Records:
○ ○ ○ ○ ○ ○ ○

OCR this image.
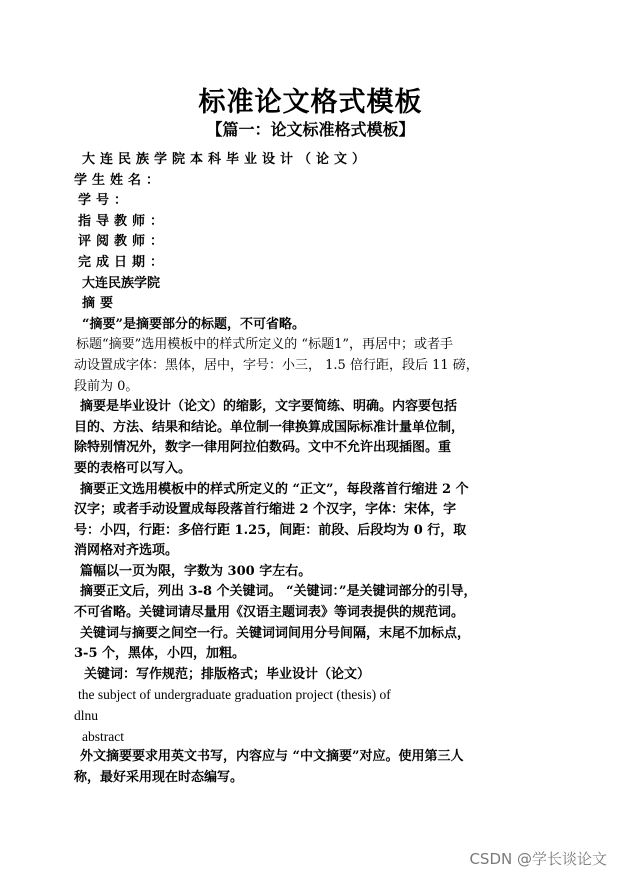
标准论文格式模板
【篇一：论文标准格式模板】
大连民族学院本科毕业设计（论文）
学生姓名：
学号：
指导教师：
评阅教师：
完成日期：
大连民族学院
摘要
“摘要”是摘要部分的标题，不可省略。
标题“摘要”选用模板中的样式所定义的 “标题1”，再居中；或者手
动设置成字体：黑体，居中，字号：小三， 1.5 倍行距，段后 11 磅，
段前为 0。
摘要是毕业设计（论文）的缩影，文字要简练、明确。内容要包括
目的、方法、结果和结论。单位制一律换算成国际标准计量单位制，
除特别情况外，数字一律用阿拉伯数码。文中不允许出现插图。重
要的表格可以写入。
摘要正文选用模板中的样式所定义的 “正文”，每段落首行缩进 2 个
汉字；或者手动设置成每段落首行缩进 2 个汉字，字体：宋体，字
号：小四，行距：多倍行距 1.25，间距：前段、后段均为 0 行，取
消网格对齐选项。
篇幅以一页为限，字数为 300 字左右。
摘要正文后，列出 3-8 个关键词。 “关键词：”是关键词部分的引导，
不可省略。关键词请尽量用《汉语主题词表》等词表提供的规范词。
关键词与摘要之间空一行。关键词词间用分号间隔，末尾不加标点，
3-5 个，黑体，小四，加粗。
关键词：写作规范；排版格式；毕业设计（论文）
the subject of undergraduate graduation project (thesis) of
dlnu
abstract
外文摘要要求用英文书写，内容应与 “中文摘要”对应。使用第三人
称，最好采用现在时态编写。
CSDN @学长谈论文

○ ○ ○ ○ ○ ○ ○

Identify every line where the string "不可省略" appears.

“摘要”是摘要部分的标题，不可省略。
不可省略。关键词请尽量用《汉语主题词表》等词表提供的规范词。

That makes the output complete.